== Texto propuesto

Ahora siguen pobres y  muchos han perdido lo poco que tenían: su gente.  Ahora siguen pobres, ¿más?, lo nuevo es que ahora son una población damnificada. Su pobreza, su hambre, su situación cotidianamente injusta no bastaron para salir en la tele, para ser noticia.

Sí el temblor. En todas las teles del mundo. Parece que de manera inconsciente, nos de miedo aquello que nos puede pasar a todos. ¿Quién se libra de un terremoto así? Parece que, de manera inconsciente, pensemos que la pobreza es cosa de otros, de los de allá, de los de allí, de los de lejos. Sin caer en que nadie, NADIE elige el lugar donde nació y que eso precisamente, aquello que no se elige, es lo que más limita el desarrollo normal de una vida. Sin caer, tampoco, con ojos cerrados o vendados, en que la pobreza está aquí, que la pobreza parece un huracán vuelto vendaval y que ya levanta por los aires a muchas familias.

====
== Información extraída

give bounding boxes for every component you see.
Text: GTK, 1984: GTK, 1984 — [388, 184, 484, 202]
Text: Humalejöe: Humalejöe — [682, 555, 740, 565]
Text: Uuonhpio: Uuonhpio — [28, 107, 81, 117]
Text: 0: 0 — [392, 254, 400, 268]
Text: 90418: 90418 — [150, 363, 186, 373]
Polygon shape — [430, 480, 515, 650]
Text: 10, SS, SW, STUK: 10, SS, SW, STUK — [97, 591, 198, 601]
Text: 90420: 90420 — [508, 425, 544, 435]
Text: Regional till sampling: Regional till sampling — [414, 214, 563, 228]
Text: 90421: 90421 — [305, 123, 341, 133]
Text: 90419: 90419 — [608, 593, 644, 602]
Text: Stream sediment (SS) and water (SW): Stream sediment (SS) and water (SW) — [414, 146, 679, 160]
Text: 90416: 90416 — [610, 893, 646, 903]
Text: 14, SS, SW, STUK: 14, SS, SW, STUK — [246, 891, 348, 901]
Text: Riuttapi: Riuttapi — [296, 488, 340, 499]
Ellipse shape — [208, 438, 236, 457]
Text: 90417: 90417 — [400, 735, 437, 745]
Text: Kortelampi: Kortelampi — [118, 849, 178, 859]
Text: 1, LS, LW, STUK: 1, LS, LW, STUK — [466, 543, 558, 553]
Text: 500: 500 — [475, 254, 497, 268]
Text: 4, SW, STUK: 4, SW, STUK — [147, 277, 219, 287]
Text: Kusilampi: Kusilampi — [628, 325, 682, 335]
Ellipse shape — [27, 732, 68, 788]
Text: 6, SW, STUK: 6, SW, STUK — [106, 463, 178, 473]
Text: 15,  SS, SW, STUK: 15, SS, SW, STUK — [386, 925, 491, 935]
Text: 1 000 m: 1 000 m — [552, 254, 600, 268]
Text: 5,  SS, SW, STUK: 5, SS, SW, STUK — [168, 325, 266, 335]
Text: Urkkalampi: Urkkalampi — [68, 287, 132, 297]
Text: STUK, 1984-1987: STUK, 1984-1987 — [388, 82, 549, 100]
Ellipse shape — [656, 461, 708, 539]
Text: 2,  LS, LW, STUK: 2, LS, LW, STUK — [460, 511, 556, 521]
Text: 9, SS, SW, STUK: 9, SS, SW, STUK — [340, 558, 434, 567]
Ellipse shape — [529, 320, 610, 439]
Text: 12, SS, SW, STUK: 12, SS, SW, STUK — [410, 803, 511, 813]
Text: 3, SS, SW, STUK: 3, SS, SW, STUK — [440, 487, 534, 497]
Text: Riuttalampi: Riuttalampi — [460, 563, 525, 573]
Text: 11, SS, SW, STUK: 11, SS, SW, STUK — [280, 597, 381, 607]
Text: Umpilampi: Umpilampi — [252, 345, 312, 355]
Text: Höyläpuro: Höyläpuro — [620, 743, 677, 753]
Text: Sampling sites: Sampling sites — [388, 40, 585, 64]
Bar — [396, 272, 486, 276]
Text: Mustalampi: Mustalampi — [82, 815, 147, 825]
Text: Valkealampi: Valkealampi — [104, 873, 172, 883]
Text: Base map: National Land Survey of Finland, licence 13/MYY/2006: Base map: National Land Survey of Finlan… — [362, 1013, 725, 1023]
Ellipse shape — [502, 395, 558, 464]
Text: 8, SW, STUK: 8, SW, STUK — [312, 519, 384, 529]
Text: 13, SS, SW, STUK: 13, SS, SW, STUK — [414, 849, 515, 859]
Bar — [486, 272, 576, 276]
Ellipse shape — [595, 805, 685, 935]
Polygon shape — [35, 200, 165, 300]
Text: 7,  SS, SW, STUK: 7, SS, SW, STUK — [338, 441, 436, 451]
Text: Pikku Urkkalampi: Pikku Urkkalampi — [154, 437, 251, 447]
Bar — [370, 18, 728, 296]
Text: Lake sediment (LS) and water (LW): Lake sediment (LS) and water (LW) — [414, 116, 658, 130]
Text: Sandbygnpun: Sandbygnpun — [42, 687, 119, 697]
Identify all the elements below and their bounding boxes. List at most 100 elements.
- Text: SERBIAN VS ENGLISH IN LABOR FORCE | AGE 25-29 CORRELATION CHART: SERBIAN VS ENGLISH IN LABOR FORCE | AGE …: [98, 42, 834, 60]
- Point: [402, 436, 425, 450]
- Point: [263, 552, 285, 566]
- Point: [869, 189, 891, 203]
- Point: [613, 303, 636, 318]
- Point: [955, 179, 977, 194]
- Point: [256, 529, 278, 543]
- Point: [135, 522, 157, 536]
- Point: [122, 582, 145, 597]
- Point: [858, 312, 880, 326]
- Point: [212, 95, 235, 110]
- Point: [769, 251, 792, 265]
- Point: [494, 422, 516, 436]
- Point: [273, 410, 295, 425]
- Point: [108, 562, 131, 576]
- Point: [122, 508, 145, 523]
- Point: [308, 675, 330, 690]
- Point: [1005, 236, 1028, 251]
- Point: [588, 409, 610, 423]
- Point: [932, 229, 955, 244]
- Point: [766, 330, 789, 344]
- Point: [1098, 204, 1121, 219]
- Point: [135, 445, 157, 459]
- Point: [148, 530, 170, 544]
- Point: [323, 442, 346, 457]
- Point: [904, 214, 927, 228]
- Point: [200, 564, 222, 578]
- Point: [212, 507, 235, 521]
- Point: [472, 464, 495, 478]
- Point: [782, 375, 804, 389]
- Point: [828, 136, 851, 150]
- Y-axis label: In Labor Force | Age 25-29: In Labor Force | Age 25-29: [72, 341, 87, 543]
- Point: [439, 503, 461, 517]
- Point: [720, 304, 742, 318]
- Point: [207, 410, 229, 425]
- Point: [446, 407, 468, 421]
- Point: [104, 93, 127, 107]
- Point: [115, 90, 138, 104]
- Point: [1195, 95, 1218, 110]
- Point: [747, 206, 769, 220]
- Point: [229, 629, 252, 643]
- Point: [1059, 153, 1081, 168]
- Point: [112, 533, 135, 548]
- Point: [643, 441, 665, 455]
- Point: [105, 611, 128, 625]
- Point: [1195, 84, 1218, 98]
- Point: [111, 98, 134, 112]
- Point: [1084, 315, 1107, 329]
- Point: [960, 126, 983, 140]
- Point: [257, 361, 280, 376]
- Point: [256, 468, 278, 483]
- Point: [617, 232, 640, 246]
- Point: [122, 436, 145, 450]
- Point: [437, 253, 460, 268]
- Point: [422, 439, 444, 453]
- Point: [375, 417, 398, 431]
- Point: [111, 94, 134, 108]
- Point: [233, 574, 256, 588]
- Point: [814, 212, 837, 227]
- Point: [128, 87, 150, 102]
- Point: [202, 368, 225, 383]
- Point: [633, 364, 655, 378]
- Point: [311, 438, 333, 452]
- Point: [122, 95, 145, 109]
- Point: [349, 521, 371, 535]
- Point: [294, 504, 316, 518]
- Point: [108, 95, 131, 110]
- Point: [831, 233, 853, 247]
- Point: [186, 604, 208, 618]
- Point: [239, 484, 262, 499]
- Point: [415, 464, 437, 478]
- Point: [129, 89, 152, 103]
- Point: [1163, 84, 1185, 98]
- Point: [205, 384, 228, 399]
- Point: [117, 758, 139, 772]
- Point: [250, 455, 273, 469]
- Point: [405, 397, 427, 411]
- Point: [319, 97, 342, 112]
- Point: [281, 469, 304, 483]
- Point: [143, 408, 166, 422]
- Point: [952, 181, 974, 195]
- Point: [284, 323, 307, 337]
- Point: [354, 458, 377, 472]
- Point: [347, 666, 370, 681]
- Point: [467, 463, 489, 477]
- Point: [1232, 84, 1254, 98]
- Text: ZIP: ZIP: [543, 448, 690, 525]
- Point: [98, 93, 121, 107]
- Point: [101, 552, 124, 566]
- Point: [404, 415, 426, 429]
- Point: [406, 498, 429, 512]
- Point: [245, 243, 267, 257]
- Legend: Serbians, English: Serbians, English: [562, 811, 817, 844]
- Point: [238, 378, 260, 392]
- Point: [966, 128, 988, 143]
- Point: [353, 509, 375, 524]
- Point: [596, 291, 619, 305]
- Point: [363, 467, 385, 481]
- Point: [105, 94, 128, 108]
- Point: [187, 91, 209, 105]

====

*Lista de tareas*
- 1) Responde a partir del texto sobre la pobreza y el terremoto:
(a) ¿Qué es lo nuevo de esa población, según el texto?
(b) ¿Qué fue lo que sí salió en todas las teles del mundo?
(c) ¿Con qué compara el texto la pobreza que está aquí?
- 2) Completa el tramo siguiente del texto sobre la pobreza y el terremoto, retomándolo justo después de su última frase.

*Respuestas por tarea*
- 1)
(a) Que ahora es una población damnificada.
(b) El temblor.
(c) Con un huracán vuelto vendaval que ya levanta por los aires a muchas familias.

- 2)
Damos dinero, mandamos aviones cargados de comida, ocupamos nuestro tiempo en hablar en cómo actuar para apagar el hambre de ahora, que es igual y tan urgente como la de antes. Pero de aquí a unos días, Haití ya no ocupará nuestras comidas o cenas frente a la pantalla. En nuestras conversaciones aguantará un poco más, pero poco. Si acaso al año nos darán un reportaje en Informe Semanal de cómo fue y alguna historia de algún superviviente. Sin embargo, la pobreza seguirá allí y la ayuda será sustituida por el olvido global, por el silencio, por las no visitas de la ONU ni representantes de nada, a no ser que haya que inaugurar algo. Lamentablemente, no se olvidarán aquellas empresas y gobiernos cada vez más frecuentes que en cada desgracia ven un harto negocio. El negocio de la reconstrucción, que en este caso será poco lo que hay que reconstruir y mucho lo que hay que construir. Ojalá me equivoque en todo. Pero en casos así me cuesta soñar.

Hay más países pobres. Tan pobres como Haití ahora, pero disimulan su pobreza como lo hacían en aquella tierra: con casas de chapa, tablones, barro el que más, y sonrisas amplias como la esperanza. ¿Les hará falta un terremoto para fijarnos en su situación?


Os dejo con los trabajos de Eneko y Galeano sobre este trozo de tierra tan bella como abusada.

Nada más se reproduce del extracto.